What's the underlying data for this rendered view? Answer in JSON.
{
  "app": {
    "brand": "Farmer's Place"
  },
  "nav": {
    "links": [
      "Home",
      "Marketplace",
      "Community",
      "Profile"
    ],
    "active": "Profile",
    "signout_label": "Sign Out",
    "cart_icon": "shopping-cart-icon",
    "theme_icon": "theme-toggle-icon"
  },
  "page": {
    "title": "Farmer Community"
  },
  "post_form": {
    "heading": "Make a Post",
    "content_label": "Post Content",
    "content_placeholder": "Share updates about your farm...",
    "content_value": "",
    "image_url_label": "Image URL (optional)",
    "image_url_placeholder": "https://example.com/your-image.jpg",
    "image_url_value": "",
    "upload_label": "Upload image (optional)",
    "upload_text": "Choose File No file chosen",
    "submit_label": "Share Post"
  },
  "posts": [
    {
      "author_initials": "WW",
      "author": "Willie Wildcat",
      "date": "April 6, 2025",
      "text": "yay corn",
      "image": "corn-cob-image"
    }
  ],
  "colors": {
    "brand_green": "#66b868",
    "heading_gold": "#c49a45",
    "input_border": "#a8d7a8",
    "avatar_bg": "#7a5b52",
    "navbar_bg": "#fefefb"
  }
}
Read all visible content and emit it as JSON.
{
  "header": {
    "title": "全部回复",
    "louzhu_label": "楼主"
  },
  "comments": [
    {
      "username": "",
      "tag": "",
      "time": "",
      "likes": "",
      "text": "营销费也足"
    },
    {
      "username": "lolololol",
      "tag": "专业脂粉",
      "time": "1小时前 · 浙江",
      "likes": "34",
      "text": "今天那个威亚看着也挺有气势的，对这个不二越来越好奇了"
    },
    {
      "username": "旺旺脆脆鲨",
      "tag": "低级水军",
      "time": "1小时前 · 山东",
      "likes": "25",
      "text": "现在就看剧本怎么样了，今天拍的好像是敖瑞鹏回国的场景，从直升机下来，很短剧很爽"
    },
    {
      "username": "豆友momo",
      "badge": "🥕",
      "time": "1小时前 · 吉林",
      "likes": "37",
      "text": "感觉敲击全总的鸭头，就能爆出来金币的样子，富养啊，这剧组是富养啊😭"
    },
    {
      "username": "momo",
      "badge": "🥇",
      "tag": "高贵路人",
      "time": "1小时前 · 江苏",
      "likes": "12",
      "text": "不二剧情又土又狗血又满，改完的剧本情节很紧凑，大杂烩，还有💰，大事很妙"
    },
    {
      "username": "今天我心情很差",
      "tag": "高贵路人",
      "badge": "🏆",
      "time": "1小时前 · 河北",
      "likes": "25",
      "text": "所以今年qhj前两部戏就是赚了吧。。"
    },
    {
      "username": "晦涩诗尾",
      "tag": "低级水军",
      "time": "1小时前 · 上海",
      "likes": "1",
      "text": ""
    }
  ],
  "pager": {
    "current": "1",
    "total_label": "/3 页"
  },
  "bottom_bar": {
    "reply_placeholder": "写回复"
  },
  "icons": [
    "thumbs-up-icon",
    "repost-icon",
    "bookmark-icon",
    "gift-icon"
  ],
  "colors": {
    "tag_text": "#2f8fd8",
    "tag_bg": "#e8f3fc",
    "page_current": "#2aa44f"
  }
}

__SET TASK__.
Copy out each line exactly as written.

__EXERCISE SOLUTION__.
What's the underlying data for this rendered view? Answer in JSON.
{
  "app": {
    "brand": "Farmer's Place"
  },
  "nav": {
    "links": [
      "Home",
      "Marketplace",
      "Community",
      "Profile"
    ],
    "active": "Profile",
    "signout_label": "Sign Out",
    "cart_icon": "shopping-cart-icon",
    "theme_icon": "theme-toggle-icon"
  },
  "page": {
    "title": "Farmer Community"
  },
  "post_form": {
    "heading": "Make a Post",
    "content_label": "Post Content",
    "content_placeholder": "Share updates about your farm...",
    "content_value": "",
    "image_url_label": "Image URL (optional)",
    "image_url_placeholder": "https://example.com/your-image.jpg",
    "image_url_value": "",
    "upload_label": "Upload image (optional)",
    "upload_text": "Choose File No file chosen",
    "submit_label": "Share Post"
  },
  "posts": [
    {
      "author_initials": "WW",
      "author": "Willie Wildcat",
      "date": "April 6, 2025",
      "text": "yay corn",
      "image": "corn-cob-image"
    }
  ],
  "colors": {
    "brand_green": "#66b868",
    "heading_gold": "#c49a45",
    "input_border": "#a8d7a8",
    "avatar_bg": "#7a5b52",
    "navbar_bg": "#fefefb"
  }
}
Read all visible content and emit it as JSON.
{
  "header": {
    "title": "全部回复",
    "louzhu_label": "楼主"
  },
  "comments": [
    {
      "username": "",
      "tag": "",
      "time": "",
      "likes": "",
      "text": "营销费也足"
    },
    {
      "username": "lolololol",
      "tag": "专业脂粉",
      "time": "1小时前 · 浙江",
      "likes": "34",
      "text": "今天那个威亚看着也挺有气势的，对这个不二越来越好奇了"
    },
    {
      "username": "旺旺脆脆鲨",
      "tag": "低级水军",
      "time": "1小时前 · 山东",
      "likes": "25",
      "text": "现在就看剧本怎么样了，今天拍的好像是敖瑞鹏回国的场景，从直升机下来，很短剧很爽"
    },
    {
      "username": "豆友momo",
      "badge": "🥕",
      "time": "1小时前 · 吉林",
      "likes": "37",
      "text": "感觉敲击全总的鸭头，就能爆出来金币的样子，富养啊，这剧组是富养啊😭"
    },
    {
      "username": "momo",
      "badge": "🥇",
      "tag": "高贵路人",
      "time": "1小时前 · 江苏",
      "likes": "12",
      "text": "不二剧情又土又狗血又满，改完的剧本情节很紧凑，大杂烩，还有💰，大事很妙"
    },
    {
      "username": "今天我心情很差",
      "tag": "高贵路人",
      "badge": "🏆",
      "time": "1小时前 · 河北",
      "likes": "25",
      "text": "所以今年qhj前两部戏就是赚了吧。。"
    },
    {
      "username": "晦涩诗尾",
      "tag": "低级水军",
      "time": "1小时前 · 上海",
      "likes": "1",
      "text": ""
    }
  ],
  "pager": {
    "current": "1",
    "total_label": "/3 页"
  },
  "bottom_bar": {
    "reply_placeholder": "写回复"
  },
  "icons": [
    "thumbs-up-icon",
    "repost-icon",
    "bookmark-icon",
    "gift-icon"
  ],
  "colors": {
    "tag_text": "#2f8fd8",
    "tag_bg": "#e8f3fc",
    "page_current": "#2aa44f"
  }
}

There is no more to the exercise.